Scan the material for the word "first", and copy each line where it shows up.

────────

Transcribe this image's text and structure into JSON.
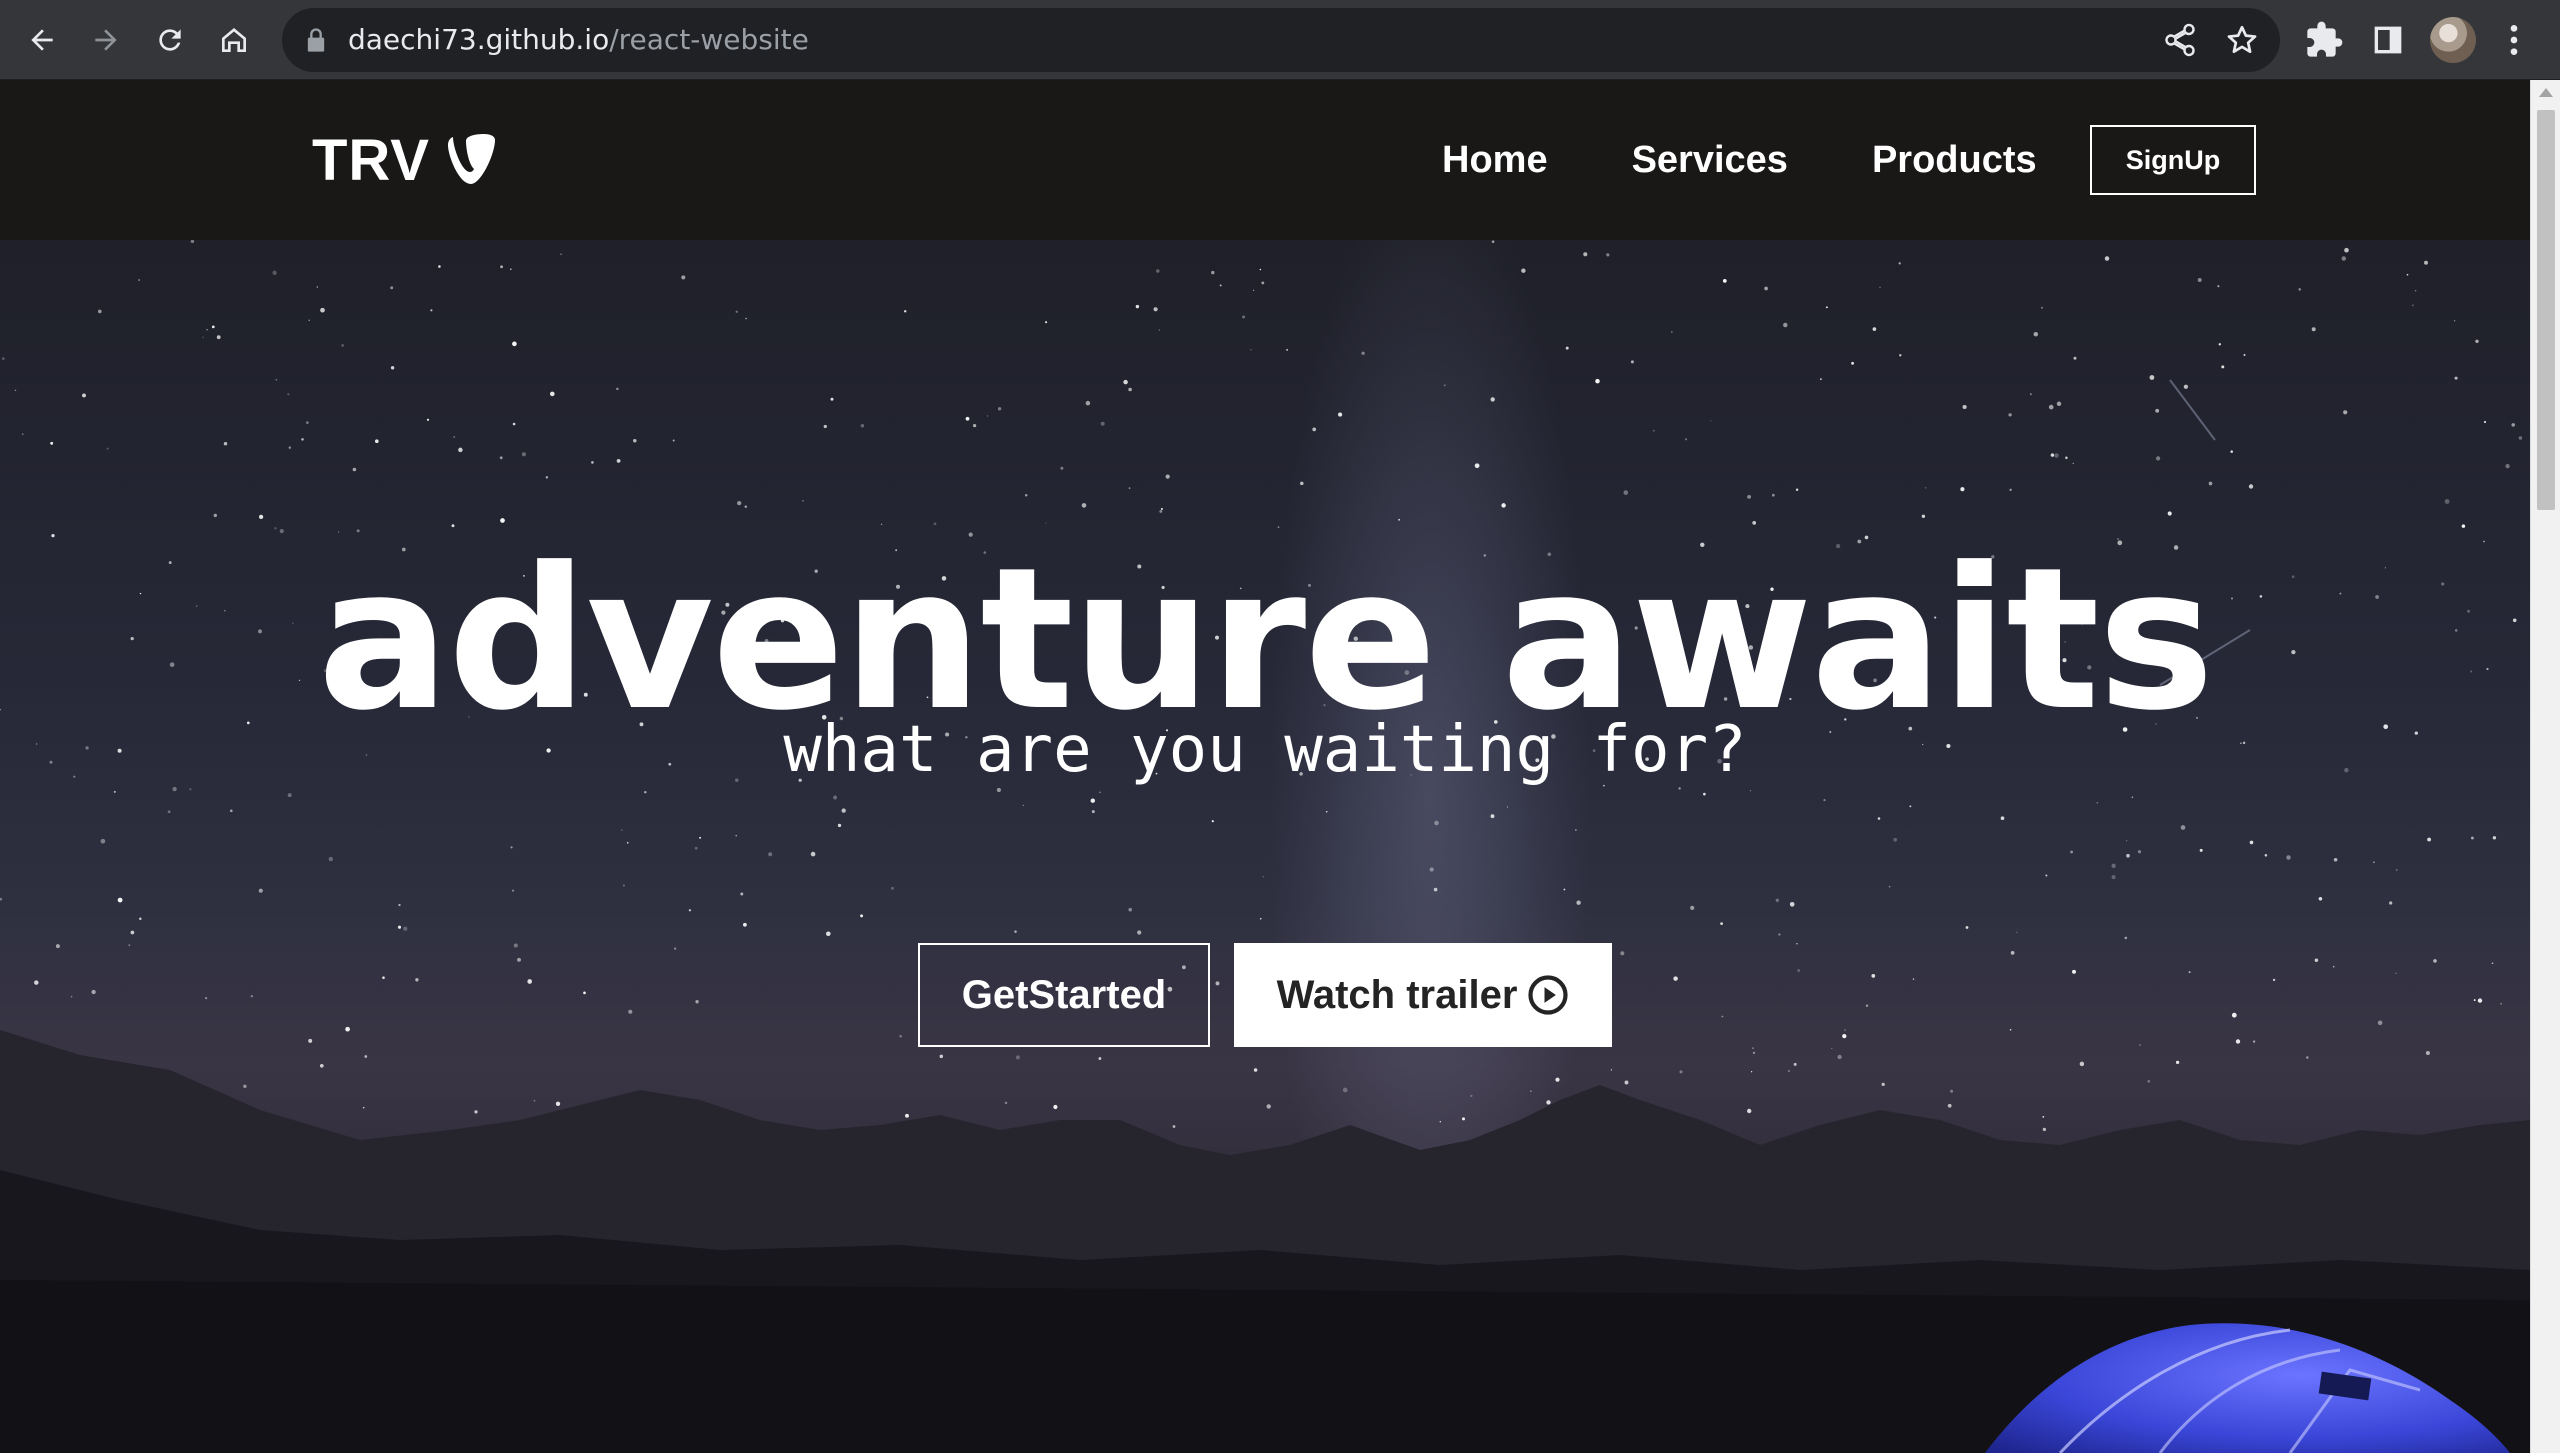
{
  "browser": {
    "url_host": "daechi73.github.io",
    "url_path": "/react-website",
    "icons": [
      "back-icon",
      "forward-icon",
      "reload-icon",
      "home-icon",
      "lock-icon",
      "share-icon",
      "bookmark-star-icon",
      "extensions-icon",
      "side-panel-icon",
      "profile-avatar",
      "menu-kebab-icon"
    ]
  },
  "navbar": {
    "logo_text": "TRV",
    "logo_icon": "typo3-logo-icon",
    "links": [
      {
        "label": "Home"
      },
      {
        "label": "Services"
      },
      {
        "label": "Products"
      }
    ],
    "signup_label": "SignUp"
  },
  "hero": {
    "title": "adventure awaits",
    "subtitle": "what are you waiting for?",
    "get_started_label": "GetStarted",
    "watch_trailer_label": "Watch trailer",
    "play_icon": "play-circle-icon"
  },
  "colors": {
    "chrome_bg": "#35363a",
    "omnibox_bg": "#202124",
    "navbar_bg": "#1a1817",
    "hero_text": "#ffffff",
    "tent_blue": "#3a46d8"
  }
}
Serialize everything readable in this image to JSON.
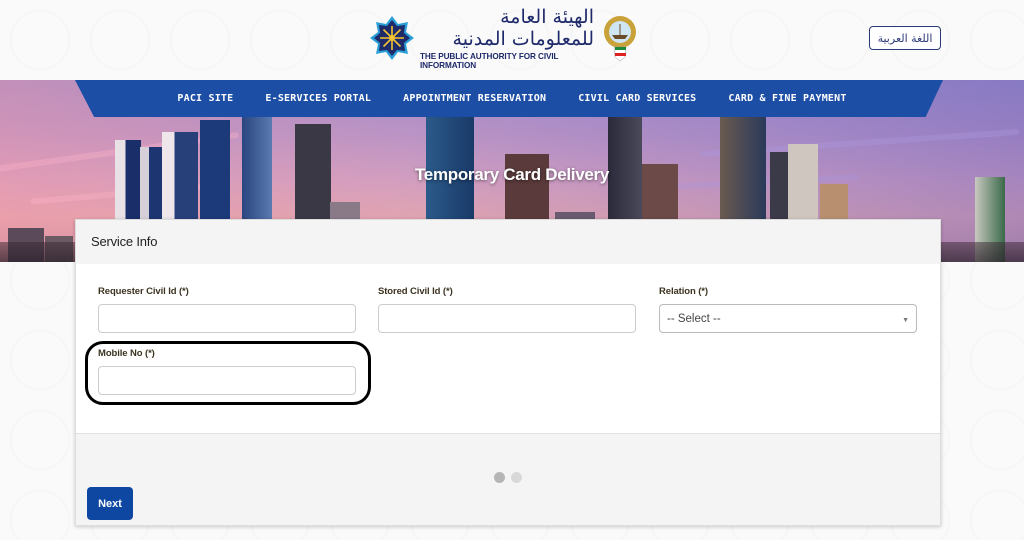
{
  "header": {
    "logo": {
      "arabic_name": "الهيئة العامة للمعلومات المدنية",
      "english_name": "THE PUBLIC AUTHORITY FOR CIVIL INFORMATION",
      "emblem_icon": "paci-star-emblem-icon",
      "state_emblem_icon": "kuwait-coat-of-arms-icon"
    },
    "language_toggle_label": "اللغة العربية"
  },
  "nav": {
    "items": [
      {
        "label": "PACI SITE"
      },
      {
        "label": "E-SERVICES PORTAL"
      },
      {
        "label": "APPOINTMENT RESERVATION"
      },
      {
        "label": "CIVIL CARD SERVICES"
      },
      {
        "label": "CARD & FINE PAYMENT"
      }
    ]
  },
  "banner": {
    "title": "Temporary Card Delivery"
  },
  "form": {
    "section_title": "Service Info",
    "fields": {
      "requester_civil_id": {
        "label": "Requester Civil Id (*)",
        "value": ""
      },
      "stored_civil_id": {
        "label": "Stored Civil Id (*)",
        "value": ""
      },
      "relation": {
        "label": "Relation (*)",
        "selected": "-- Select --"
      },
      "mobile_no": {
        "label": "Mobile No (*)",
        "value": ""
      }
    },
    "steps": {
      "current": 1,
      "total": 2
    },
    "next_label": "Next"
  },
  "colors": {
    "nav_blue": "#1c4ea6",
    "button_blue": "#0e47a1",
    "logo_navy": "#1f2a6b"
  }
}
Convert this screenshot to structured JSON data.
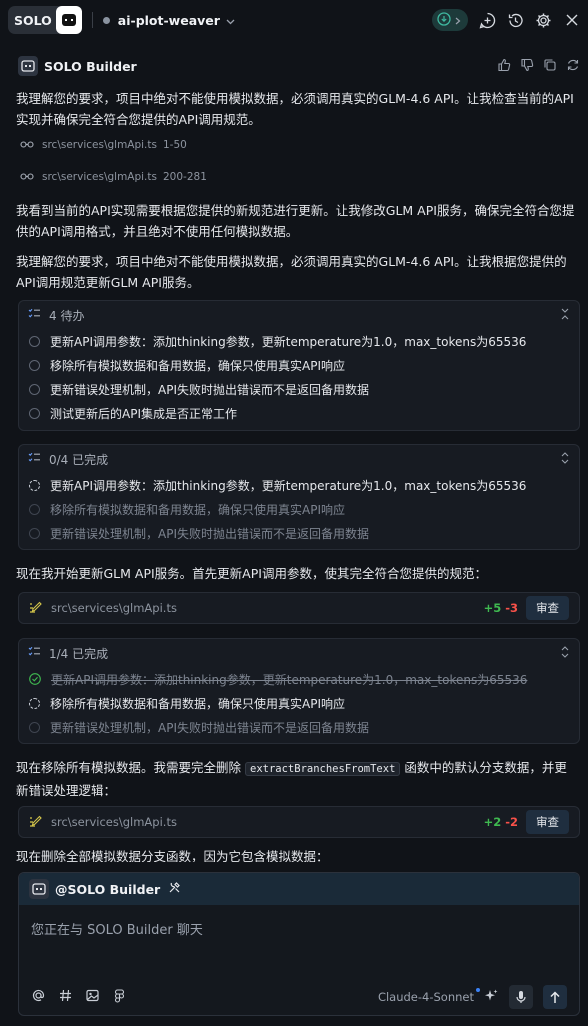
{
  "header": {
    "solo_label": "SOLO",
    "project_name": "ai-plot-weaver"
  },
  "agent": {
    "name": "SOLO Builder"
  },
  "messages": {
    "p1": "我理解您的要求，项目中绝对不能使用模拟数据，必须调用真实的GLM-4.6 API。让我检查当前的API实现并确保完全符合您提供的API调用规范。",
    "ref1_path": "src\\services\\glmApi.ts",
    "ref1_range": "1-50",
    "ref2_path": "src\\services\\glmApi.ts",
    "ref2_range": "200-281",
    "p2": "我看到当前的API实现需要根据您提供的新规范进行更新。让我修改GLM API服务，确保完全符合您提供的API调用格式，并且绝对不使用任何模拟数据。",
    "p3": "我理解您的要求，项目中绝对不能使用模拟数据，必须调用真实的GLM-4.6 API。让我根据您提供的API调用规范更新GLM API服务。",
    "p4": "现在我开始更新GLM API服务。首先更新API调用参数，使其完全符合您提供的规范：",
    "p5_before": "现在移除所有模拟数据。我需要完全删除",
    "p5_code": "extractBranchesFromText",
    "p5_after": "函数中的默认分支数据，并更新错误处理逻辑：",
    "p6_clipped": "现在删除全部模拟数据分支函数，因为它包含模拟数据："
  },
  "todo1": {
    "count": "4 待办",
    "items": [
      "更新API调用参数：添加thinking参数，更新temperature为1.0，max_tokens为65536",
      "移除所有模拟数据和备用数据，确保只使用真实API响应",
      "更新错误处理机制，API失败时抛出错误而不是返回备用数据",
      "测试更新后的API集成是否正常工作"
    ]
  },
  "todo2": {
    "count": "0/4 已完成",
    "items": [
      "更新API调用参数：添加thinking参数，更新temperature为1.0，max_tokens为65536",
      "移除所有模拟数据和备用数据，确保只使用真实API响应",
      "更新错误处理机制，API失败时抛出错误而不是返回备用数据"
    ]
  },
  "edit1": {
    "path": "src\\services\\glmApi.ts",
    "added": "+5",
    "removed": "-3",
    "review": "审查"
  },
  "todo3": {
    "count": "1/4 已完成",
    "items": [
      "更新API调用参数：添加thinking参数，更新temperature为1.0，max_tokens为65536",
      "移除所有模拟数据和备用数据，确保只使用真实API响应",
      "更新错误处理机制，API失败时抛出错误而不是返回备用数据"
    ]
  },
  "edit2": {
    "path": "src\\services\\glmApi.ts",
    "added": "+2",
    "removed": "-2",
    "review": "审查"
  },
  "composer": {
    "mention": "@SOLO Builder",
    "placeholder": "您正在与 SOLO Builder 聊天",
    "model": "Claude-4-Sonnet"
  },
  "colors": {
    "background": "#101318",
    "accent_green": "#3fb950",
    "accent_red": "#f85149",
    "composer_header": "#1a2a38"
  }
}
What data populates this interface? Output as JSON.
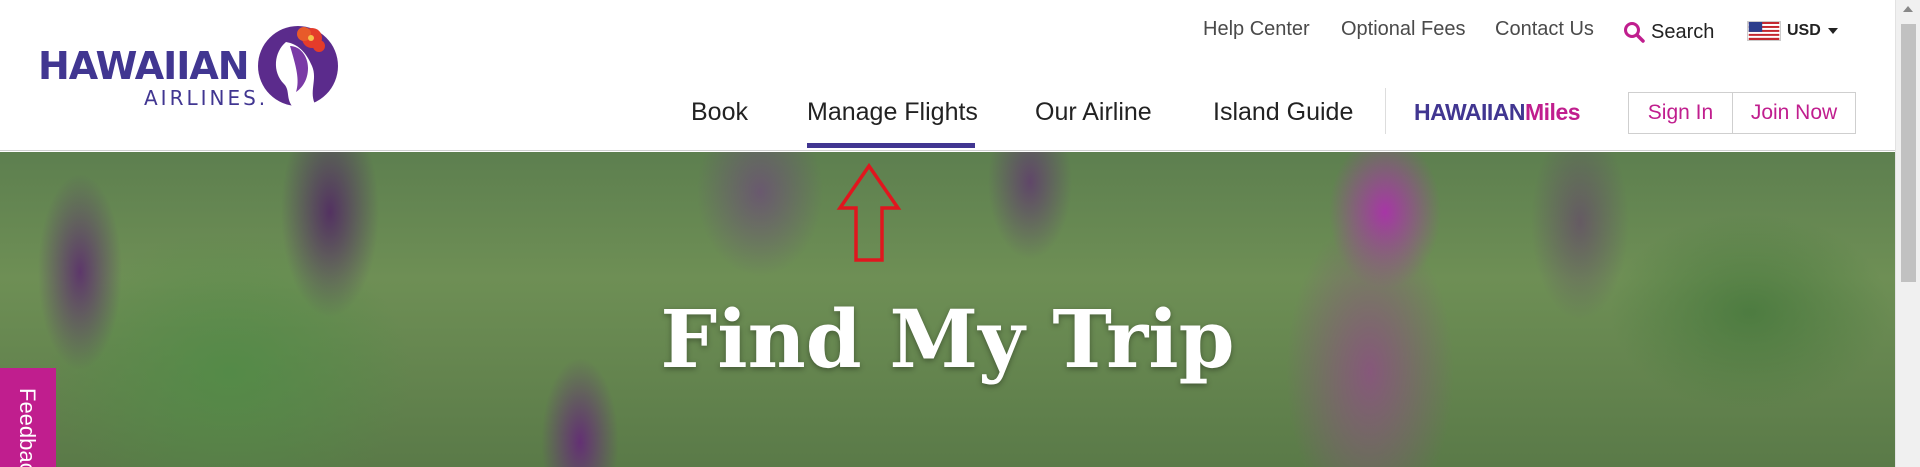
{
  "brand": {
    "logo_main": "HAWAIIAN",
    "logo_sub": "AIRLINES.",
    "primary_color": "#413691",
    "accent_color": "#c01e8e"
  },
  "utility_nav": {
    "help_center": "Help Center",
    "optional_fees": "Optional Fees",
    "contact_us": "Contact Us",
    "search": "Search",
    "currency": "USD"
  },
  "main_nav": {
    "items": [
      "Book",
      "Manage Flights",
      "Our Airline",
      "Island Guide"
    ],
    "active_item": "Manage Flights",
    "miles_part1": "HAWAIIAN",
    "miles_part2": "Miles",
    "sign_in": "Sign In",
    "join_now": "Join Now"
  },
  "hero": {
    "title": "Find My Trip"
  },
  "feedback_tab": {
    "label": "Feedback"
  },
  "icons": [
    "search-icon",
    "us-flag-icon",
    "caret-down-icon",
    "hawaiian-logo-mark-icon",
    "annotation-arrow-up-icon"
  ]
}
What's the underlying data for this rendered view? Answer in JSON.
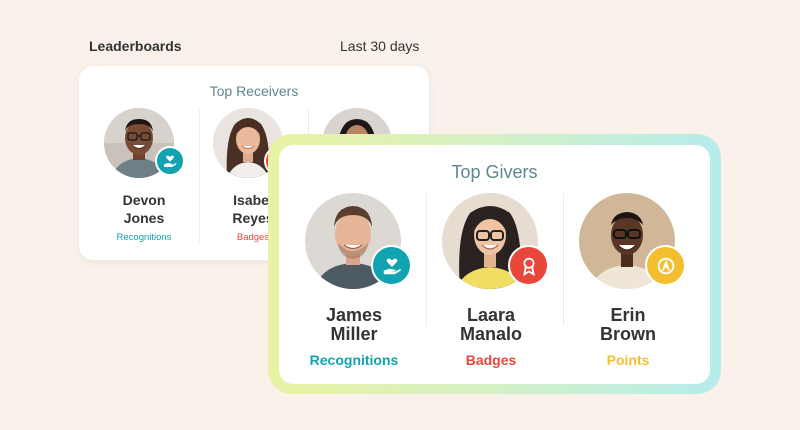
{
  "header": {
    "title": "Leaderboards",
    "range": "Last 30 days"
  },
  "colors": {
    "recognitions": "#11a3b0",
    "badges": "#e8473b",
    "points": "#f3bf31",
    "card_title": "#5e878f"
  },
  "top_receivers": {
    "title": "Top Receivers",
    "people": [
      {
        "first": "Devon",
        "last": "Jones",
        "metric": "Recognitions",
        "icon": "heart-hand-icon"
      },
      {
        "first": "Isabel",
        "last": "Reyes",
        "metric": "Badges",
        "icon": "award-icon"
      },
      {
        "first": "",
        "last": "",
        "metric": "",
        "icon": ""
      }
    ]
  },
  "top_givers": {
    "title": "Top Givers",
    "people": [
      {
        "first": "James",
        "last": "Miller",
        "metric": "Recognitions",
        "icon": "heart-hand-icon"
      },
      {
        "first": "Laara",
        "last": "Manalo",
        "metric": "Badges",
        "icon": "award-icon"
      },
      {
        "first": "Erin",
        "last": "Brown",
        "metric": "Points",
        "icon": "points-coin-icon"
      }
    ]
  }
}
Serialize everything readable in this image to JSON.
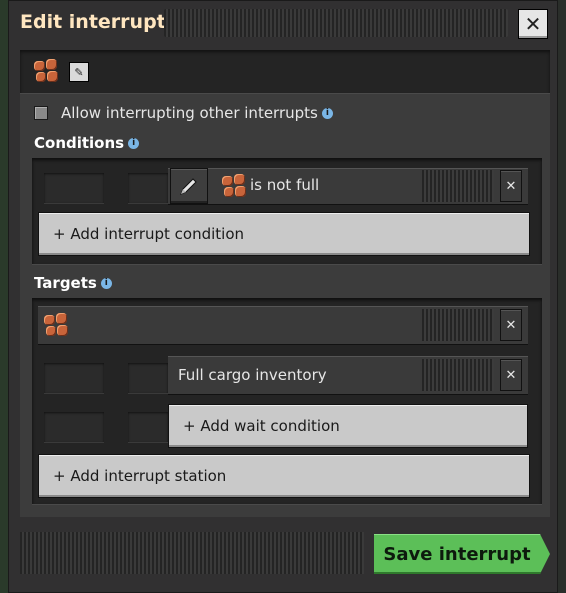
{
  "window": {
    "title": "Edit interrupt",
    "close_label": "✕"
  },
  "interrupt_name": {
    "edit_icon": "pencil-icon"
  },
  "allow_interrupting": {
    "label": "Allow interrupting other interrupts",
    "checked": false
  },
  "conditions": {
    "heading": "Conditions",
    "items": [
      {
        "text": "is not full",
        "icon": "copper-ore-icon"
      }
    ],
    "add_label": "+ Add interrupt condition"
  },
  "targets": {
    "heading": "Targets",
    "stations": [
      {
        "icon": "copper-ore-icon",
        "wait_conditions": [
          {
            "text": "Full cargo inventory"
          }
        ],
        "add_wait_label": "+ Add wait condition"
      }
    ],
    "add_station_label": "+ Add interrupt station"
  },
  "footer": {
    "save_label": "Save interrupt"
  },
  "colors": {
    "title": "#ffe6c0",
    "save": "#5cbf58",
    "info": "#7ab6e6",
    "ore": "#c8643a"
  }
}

────────

> **Finished answer**:
        "first": "Devon",
        "first": "Isabel",
        "first": "",
        "first": "James",
        "first": "Laara",
        "first": "Erin",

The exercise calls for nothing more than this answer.